• [Exercise brief]: Write out all of the entries that follow, word for word, but skip the pictures.
-- -- --
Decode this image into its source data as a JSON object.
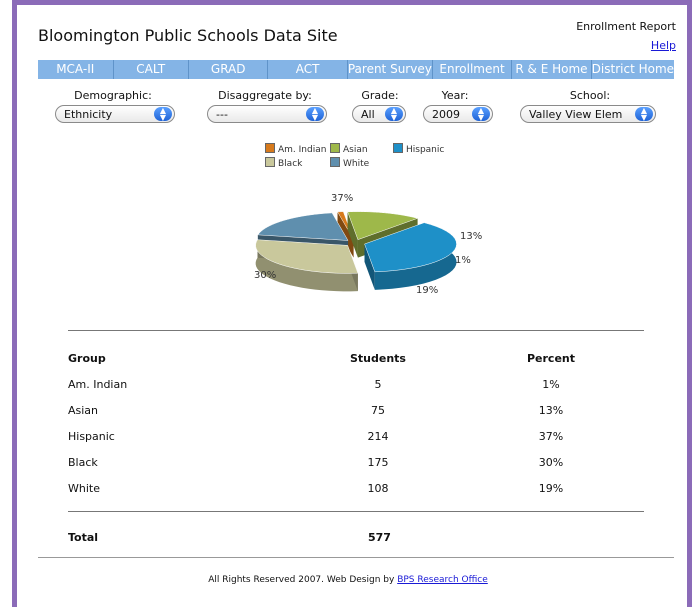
{
  "header": {
    "site_title": "Bloomington Public Schools Data Site",
    "report_title": "Enrollment Report",
    "help_link": "Help"
  },
  "nav": {
    "items": [
      "MCA-II",
      "CALT",
      "GRAD",
      "ACT",
      "Parent Survey",
      "Enrollment",
      "R & E Home",
      "District Home"
    ]
  },
  "filters": {
    "demographic": {
      "label": "Demographic:",
      "value": "Ethnicity"
    },
    "disaggregate": {
      "label": "Disaggregate by:",
      "value": "---"
    },
    "grade": {
      "label": "Grade:",
      "value": "All"
    },
    "year": {
      "label": "Year:",
      "value": "2009"
    },
    "school": {
      "label": "School:",
      "value": "Valley View Elem"
    }
  },
  "chart_data": {
    "type": "pie",
    "categories": [
      "Am. Indian",
      "Asian",
      "Hispanic",
      "Black",
      "White"
    ],
    "values": [
      1,
      13,
      37,
      30,
      19
    ],
    "labels": [
      "1%",
      "13%",
      "37%",
      "30%",
      "19%"
    ],
    "colors": [
      "#d77a1c",
      "#9eb84a",
      "#1e90c8",
      "#c9c89c",
      "#5f8fae"
    ],
    "legend_position": "top"
  },
  "table": {
    "headers": [
      "Group",
      "Students",
      "Percent"
    ],
    "rows": [
      [
        "Am. Indian",
        "5",
        "1%"
      ],
      [
        "Asian",
        "75",
        "13%"
      ],
      [
        "Hispanic",
        "214",
        "37%"
      ],
      [
        "Black",
        "175",
        "30%"
      ],
      [
        "White",
        "108",
        "19%"
      ]
    ],
    "total_label": "Total",
    "total_value": "577"
  },
  "footer": {
    "text": "All Rights Reserved 2007. Web Design by ",
    "link": "BPS Research Office"
  }
}
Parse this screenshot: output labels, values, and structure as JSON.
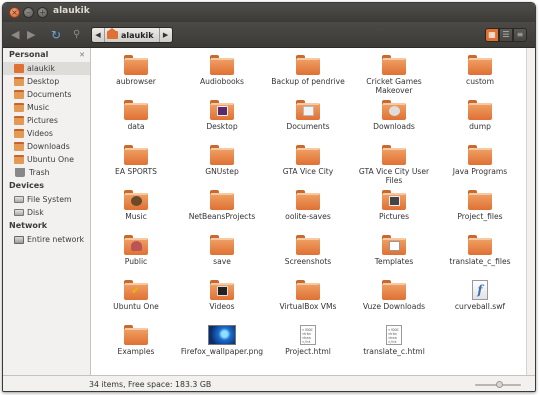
{
  "window": {
    "title": "alaukik"
  },
  "toolbar": {
    "path_segment": "alaukik"
  },
  "sidebar": {
    "personal_header": "Personal",
    "personal": [
      {
        "label": "alaukik",
        "icon": "home-folder-icon"
      },
      {
        "label": "Desktop",
        "icon": "folder-icon"
      },
      {
        "label": "Documents",
        "icon": "folder-icon"
      },
      {
        "label": "Music",
        "icon": "folder-icon"
      },
      {
        "label": "Pictures",
        "icon": "folder-icon"
      },
      {
        "label": "Videos",
        "icon": "folder-icon"
      },
      {
        "label": "Downloads",
        "icon": "folder-icon"
      },
      {
        "label": "Ubuntu One",
        "icon": "folder-icon"
      },
      {
        "label": "Trash",
        "icon": "trash-icon"
      }
    ],
    "devices_header": "Devices",
    "devices": [
      {
        "label": "File System",
        "icon": "drive-icon"
      },
      {
        "label": "Disk",
        "icon": "drive-icon"
      }
    ],
    "network_header": "Network",
    "network": [
      {
        "label": "Entire network",
        "icon": "network-icon"
      }
    ]
  },
  "files": [
    {
      "name": "aubrowser",
      "type": "folder"
    },
    {
      "name": "Audiobooks",
      "type": "folder"
    },
    {
      "name": "Backup of pendrive",
      "type": "folder"
    },
    {
      "name": "Cricket Games Makeover",
      "type": "folder"
    },
    {
      "name": "custom",
      "type": "folder"
    },
    {
      "name": "data",
      "type": "folder"
    },
    {
      "name": "Desktop",
      "type": "folder",
      "emblem": "desktop"
    },
    {
      "name": "Documents",
      "type": "folder",
      "emblem": "docs"
    },
    {
      "name": "Downloads",
      "type": "folder",
      "emblem": "down"
    },
    {
      "name": "dump",
      "type": "folder"
    },
    {
      "name": "EA SPORTS",
      "type": "folder"
    },
    {
      "name": "GNUstep",
      "type": "folder"
    },
    {
      "name": "GTA Vice City",
      "type": "folder"
    },
    {
      "name": "GTA Vice City User Files",
      "type": "folder"
    },
    {
      "name": "Java Programs",
      "type": "folder"
    },
    {
      "name": "Music",
      "type": "folder",
      "emblem": "music"
    },
    {
      "name": "NetBeansProjects",
      "type": "folder"
    },
    {
      "name": "oolite-saves",
      "type": "folder"
    },
    {
      "name": "Pictures",
      "type": "folder",
      "emblem": "pics"
    },
    {
      "name": "Project_files",
      "type": "folder"
    },
    {
      "name": "Public",
      "type": "folder",
      "emblem": "public"
    },
    {
      "name": "save",
      "type": "folder"
    },
    {
      "name": "Screenshots",
      "type": "folder"
    },
    {
      "name": "Templates",
      "type": "folder",
      "emblem": "templates"
    },
    {
      "name": "translate_c_files",
      "type": "folder"
    },
    {
      "name": "Ubuntu One",
      "type": "folder",
      "emblem": "ubuntu"
    },
    {
      "name": "Videos",
      "type": "folder",
      "emblem": "videos"
    },
    {
      "name": "VirtualBox VMs",
      "type": "folder"
    },
    {
      "name": "Vuze Downloads",
      "type": "folder"
    },
    {
      "name": "curveball.swf",
      "type": "swf"
    },
    {
      "name": "Examples",
      "type": "folder"
    },
    {
      "name": "Firefox_wallpaper.png",
      "type": "image"
    },
    {
      "name": "Project.html",
      "type": "html"
    },
    {
      "name": "translate_c.html",
      "type": "html"
    }
  ],
  "status": {
    "text": "34 items, Free space: 183.3 GB"
  },
  "colors": {
    "accent": "#e07033",
    "titlebar": "#3c3b37"
  }
}
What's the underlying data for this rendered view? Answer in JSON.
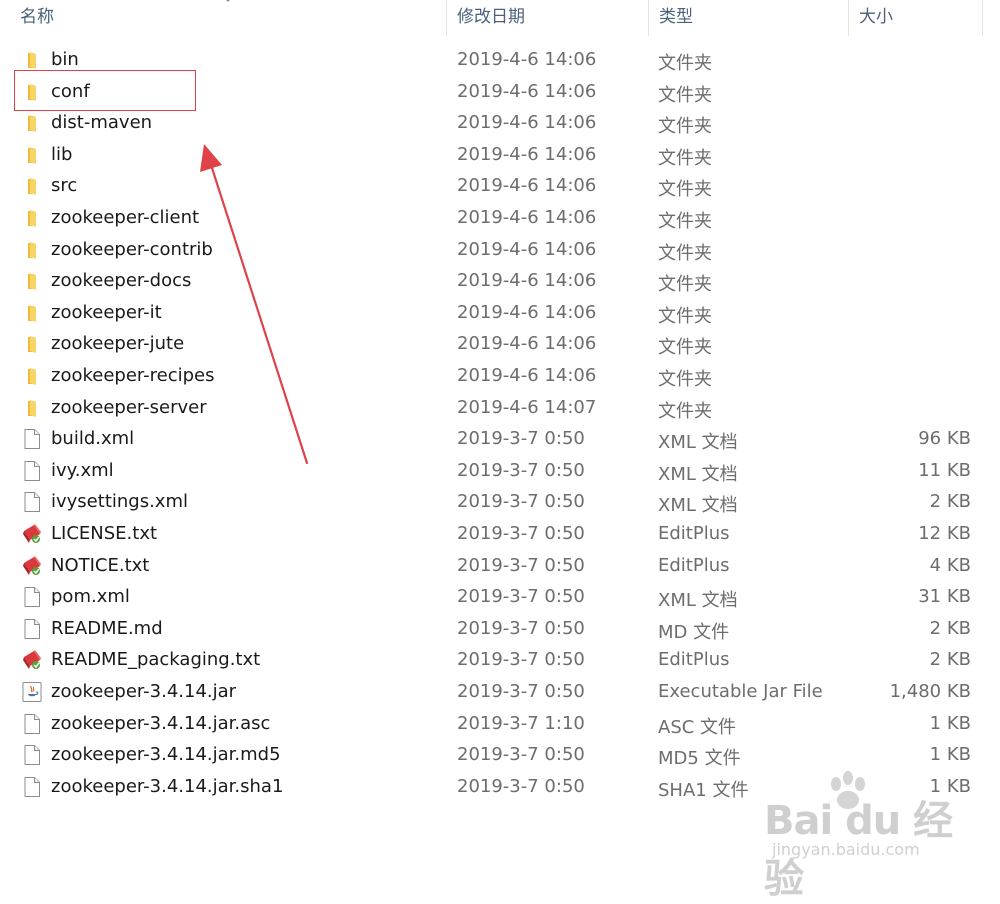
-- -- --
• [The reply]:
Decode this image into its source data as a JSON object.
{
  "header": {
    "site_title": "Bloomington Public Schools Data Site",
    "report_title": "Enrollment Report",
    "help_link": "Help"
  },
  "nav": {
    "items": [
      "MCA-II",
      "CALT",
      "GRAD",
      "ACT",
      "Parent Survey",
      "Enrollment",
      "R & E Home",
      "District Home"
    ]
  },
  "filters": {
    "demographic": {
      "label": "Demographic:",
      "value": "Ethnicity"
    },
    "disaggregate": {
      "label": "Disaggregate by:",
      "value": "---"
    },
    "grade": {
      "label": "Grade:",
      "value": "All"
    },
    "year": {
      "label": "Year:",
      "value": "2009"
    },
    "school": {
      "label": "School:",
      "value": "Valley View Elem"
    }
  },
  "chart_data": {
    "type": "pie",
    "categories": [
      "Am. Indian",
      "Asian",
      "Hispanic",
      "Black",
      "White"
    ],
    "values": [
      1,
      13,
      37,
      30,
      19
    ],
    "labels": [
      "1%",
      "13%",
      "37%",
      "30%",
      "19%"
    ],
    "colors": [
      "#d77a1c",
      "#9eb84a",
      "#1e90c8",
      "#c9c89c",
      "#5f8fae"
    ],
    "legend_position": "top"
  },
  "table": {
    "headers": [
      "Group",
      "Students",
      "Percent"
    ],
    "rows": [
      [
        "Am. Indian",
        "5",
        "1%"
      ],
      [
        "Asian",
        "75",
        "13%"
      ],
      [
        "Hispanic",
        "214",
        "37%"
      ],
      [
        "Black",
        "175",
        "30%"
      ],
      [
        "White",
        "108",
        "19%"
      ]
    ],
    "total_label": "Total",
    "total_value": "577"
  },
  "footer": {
    "text": "All Rights Reserved 2007. Web Design by ",
    "link": "BPS Research Office"
  }
}
Parse this screenshot: output labels, values, and structure as JSON.
{
  "window": {
    "title": "alaukik"
  },
  "toolbar": {
    "path_segment": "alaukik"
  },
  "sidebar": {
    "personal_header": "Personal",
    "personal": [
      {
        "label": "alaukik",
        "icon": "home-folder-icon"
      },
      {
        "label": "Desktop",
        "icon": "folder-icon"
      },
      {
        "label": "Documents",
        "icon": "folder-icon"
      },
      {
        "label": "Music",
        "icon": "folder-icon"
      },
      {
        "label": "Pictures",
        "icon": "folder-icon"
      },
      {
        "label": "Videos",
        "icon": "folder-icon"
      },
      {
        "label": "Downloads",
        "icon": "folder-icon"
      },
      {
        "label": "Ubuntu One",
        "icon": "folder-icon"
      },
      {
        "label": "Trash",
        "icon": "trash-icon"
      }
    ],
    "devices_header": "Devices",
    "devices": [
      {
        "label": "File System",
        "icon": "drive-icon"
      },
      {
        "label": "Disk",
        "icon": "drive-icon"
      }
    ],
    "network_header": "Network",
    "network": [
      {
        "label": "Entire network",
        "icon": "network-icon"
      }
    ]
  },
  "files": [
    {
      "name": "aubrowser",
      "type": "folder"
    },
    {
      "name": "Audiobooks",
      "type": "folder"
    },
    {
      "name": "Backup of pendrive",
      "type": "folder"
    },
    {
      "name": "Cricket Games Makeover",
      "type": "folder"
    },
    {
      "name": "custom",
      "type": "folder"
    },
    {
      "name": "data",
      "type": "folder"
    },
    {
      "name": "Desktop",
      "type": "folder",
      "emblem": "desktop"
    },
    {
      "name": "Documents",
      "type": "folder",
      "emblem": "docs"
    },
    {
      "name": "Downloads",
      "type": "folder",
      "emblem": "down"
    },
    {
      "name": "dump",
      "type": "folder"
    },
    {
      "name": "EA SPORTS",
      "type": "folder"
    },
    {
      "name": "GNUstep",
      "type": "folder"
    },
    {
      "name": "GTA Vice City",
      "type": "folder"
    },
    {
      "name": "GTA Vice City User Files",
      "type": "folder"
    },
    {
      "name": "Java Programs",
      "type": "folder"
    },
    {
      "name": "Music",
      "type": "folder",
      "emblem": "music"
    },
    {
      "name": "NetBeansProjects",
      "type": "folder"
    },
    {
      "name": "oolite-saves",
      "type": "folder"
    },
    {
      "name": "Pictures",
      "type": "folder",
      "emblem": "pics"
    },
    {
      "name": "Project_files",
      "type": "folder"
    },
    {
      "name": "Public",
      "type": "folder",
      "emblem": "public"
    },
    {
      "name": "save",
      "type": "folder"
    },
    {
      "name": "Screenshots",
      "type": "folder"
    },
    {
      "name": "Templates",
      "type": "folder",
      "emblem": "templates"
    },
    {
      "name": "translate_c_files",
      "type": "folder"
    },
    {
      "name": "Ubuntu One",
      "type": "folder",
      "emblem": "ubuntu"
    },
    {
      "name": "Videos",
      "type": "folder",
      "emblem": "videos"
    },
    {
      "name": "VirtualBox VMs",
      "type": "folder"
    },
    {
      "name": "Vuze Downloads",
      "type": "folder"
    },
    {
      "name": "curveball.swf",
      "type": "swf"
    },
    {
      "name": "Examples",
      "type": "folder"
    },
    {
      "name": "Firefox_wallpaper.png",
      "type": "image"
    },
    {
      "name": "Project.html",
      "type": "html"
    },
    {
      "name": "translate_c.html",
      "type": "html"
    }
  ],
  "status": {
    "text": "34 items, Free space: 183.3 GB"
  },
  "colors": {
    "accent": "#e07033",
    "titlebar": "#3c3b37"
  }
}
What's the underlying data for this rendered view? Answer in JSON.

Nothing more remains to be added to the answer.